• [What you need to do]:
1. In the passage on Yevgeny Golubinsky, rewrite the part from "Golubinsky was the" to "the Russian Church.", changing "travelled" to "traveled".
2. According to the passage on Yevgeny Golubinsky, which prize did he receive in 1881?
3. Pick up the passage on Yevgeny Golubinsky after its last sentence and keep writing.

• [Page extract]:
----
Yevgeny Yevsigneyevich Golubinsky (Евгений Евсигнеевич Голубинский; 28 February 1834 – 7 January 1912) was one of three major church historians of the Russian Empire, along with Macarius Bulgakov and Filaret Gumilevsky. He was considered the foremost authority on the Russian medieval saints.

Golubinsky was the son of an Orthodox priest from the district of Kologriv who gave him the surname of Fyodor Golubinsky, a religious philosopher from Kostroma. He was educated in the church schools of Soligalich and Kostroma before completing his studies at the Moscow Theological Academy. In 1872 and 1873, he travelled to the Holy Land and Mount Athos.

Golubinsky's most highly regarded work examines the canonization practices of the Russian Orthodox Church. In 1881, he was awarded the Uvarov Prize for his outline of the history of the Russian Church.
----
• [Data shown]:
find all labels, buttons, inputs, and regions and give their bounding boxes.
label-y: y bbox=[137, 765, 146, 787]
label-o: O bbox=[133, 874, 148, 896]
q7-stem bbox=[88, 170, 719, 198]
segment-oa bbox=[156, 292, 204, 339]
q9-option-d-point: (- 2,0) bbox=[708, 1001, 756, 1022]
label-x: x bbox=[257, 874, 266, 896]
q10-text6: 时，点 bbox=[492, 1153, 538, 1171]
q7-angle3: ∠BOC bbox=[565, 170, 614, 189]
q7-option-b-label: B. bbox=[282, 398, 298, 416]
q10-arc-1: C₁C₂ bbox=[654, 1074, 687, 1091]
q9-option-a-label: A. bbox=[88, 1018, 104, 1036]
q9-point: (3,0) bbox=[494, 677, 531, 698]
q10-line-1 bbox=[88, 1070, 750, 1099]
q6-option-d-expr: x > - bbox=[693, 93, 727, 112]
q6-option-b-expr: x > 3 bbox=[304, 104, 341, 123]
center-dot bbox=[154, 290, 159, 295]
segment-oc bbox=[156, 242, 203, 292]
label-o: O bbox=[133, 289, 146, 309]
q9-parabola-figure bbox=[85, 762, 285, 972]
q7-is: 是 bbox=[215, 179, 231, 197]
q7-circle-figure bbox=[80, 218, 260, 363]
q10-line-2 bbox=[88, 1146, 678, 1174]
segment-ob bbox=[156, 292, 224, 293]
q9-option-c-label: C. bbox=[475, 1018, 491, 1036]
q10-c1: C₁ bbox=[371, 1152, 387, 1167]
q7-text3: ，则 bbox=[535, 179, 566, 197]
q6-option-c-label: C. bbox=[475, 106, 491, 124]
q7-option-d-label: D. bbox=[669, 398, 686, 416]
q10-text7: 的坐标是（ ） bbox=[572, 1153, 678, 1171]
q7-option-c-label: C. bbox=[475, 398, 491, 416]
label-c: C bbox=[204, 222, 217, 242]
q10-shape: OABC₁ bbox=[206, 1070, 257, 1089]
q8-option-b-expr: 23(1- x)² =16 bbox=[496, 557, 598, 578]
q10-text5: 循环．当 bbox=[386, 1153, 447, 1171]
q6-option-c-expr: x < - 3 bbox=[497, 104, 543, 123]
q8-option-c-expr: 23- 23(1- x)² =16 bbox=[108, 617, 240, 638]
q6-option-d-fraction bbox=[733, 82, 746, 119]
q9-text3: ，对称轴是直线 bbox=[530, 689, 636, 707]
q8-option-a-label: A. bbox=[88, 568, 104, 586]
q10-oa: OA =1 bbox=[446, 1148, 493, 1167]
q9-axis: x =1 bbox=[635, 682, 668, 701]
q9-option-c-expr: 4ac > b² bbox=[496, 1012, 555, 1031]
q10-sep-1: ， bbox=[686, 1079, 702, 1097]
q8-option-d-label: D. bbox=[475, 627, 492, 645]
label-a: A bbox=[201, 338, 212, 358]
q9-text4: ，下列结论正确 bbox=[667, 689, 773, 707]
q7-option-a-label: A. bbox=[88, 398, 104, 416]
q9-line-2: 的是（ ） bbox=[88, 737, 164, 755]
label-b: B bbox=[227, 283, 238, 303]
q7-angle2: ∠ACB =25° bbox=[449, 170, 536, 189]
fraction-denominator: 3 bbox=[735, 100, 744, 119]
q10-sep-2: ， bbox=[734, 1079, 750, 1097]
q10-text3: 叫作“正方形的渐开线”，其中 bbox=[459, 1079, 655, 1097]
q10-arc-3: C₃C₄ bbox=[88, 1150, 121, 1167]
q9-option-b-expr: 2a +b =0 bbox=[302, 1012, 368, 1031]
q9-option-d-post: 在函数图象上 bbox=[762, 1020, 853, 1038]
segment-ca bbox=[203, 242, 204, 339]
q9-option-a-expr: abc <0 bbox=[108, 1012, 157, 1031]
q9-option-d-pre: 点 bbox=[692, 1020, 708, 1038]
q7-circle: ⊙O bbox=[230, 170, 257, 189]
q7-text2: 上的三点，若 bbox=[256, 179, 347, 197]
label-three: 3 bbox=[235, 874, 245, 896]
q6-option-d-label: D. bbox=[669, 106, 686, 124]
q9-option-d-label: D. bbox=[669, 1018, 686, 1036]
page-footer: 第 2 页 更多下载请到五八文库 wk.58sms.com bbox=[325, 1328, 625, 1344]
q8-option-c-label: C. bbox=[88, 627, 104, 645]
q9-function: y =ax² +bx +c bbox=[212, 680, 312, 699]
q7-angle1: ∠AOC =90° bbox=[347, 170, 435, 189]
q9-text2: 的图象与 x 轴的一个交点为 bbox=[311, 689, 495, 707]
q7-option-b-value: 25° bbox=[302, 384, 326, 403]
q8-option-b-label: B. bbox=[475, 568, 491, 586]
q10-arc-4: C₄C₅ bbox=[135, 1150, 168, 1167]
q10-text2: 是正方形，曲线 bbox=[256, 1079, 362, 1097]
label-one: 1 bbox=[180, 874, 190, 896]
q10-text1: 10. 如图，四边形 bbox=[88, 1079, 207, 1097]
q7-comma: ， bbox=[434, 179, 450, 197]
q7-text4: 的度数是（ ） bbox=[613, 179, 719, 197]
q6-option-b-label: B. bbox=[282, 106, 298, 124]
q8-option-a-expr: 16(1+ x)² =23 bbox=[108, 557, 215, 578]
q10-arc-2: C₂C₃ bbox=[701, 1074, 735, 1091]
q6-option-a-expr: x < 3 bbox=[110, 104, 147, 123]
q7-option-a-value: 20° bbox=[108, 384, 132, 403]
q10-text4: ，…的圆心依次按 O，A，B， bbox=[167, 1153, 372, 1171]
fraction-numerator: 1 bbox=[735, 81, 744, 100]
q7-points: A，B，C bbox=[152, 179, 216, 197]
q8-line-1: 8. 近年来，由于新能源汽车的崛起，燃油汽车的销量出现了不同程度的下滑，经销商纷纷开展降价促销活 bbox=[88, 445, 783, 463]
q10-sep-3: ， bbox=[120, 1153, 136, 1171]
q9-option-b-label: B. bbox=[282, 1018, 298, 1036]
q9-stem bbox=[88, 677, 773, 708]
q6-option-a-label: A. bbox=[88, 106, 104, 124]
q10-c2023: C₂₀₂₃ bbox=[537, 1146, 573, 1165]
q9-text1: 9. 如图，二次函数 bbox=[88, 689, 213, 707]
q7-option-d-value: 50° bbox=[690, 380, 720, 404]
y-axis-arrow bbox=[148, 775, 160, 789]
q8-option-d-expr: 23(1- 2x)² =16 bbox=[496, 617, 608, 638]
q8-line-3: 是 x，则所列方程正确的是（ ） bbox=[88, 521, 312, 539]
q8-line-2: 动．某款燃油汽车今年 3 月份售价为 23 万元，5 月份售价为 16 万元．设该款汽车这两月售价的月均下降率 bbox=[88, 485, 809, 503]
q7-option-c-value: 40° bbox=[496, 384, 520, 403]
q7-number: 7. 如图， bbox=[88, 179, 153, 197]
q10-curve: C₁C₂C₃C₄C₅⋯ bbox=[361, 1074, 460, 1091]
----
• [Answers for the tasks]:
1.
Golubinsky was the son of an Orthodox priest from the district of Kologriv who gave him the surname of Fyodor Golubinsky, a religious philosopher from Kostroma. He was educated in the church schools of Soligalich and Kostroma before completing his studies at the Moscow Theological Academy. In 1872 and 1873, he traveled to the Holy Land and Mount Athos.

Golubinsky's most highly regarded work examines the canonization practices of the Russian Orthodox Church. In 1881, he was awarded the Uvarov Prize for his outline of the history of the Russian Church.

2. The Uvarov Prize, for his outline of the history of the Russian Church.

3.
At the theological academy, Golubinsky repeatedly ran afoul of his conservative minded colleagues such as Konstantin Pobedonostsev, because he employed the innovative method of Positivism: "the objective study of a phenomenon to find a positive solution based on logic as opposed to superstition or some other nonrational approach".

As a result of these conflicts, some of his works have never been published, although he was elected into the Petersburg Academy of Sciences in 1902. He went blind four years later.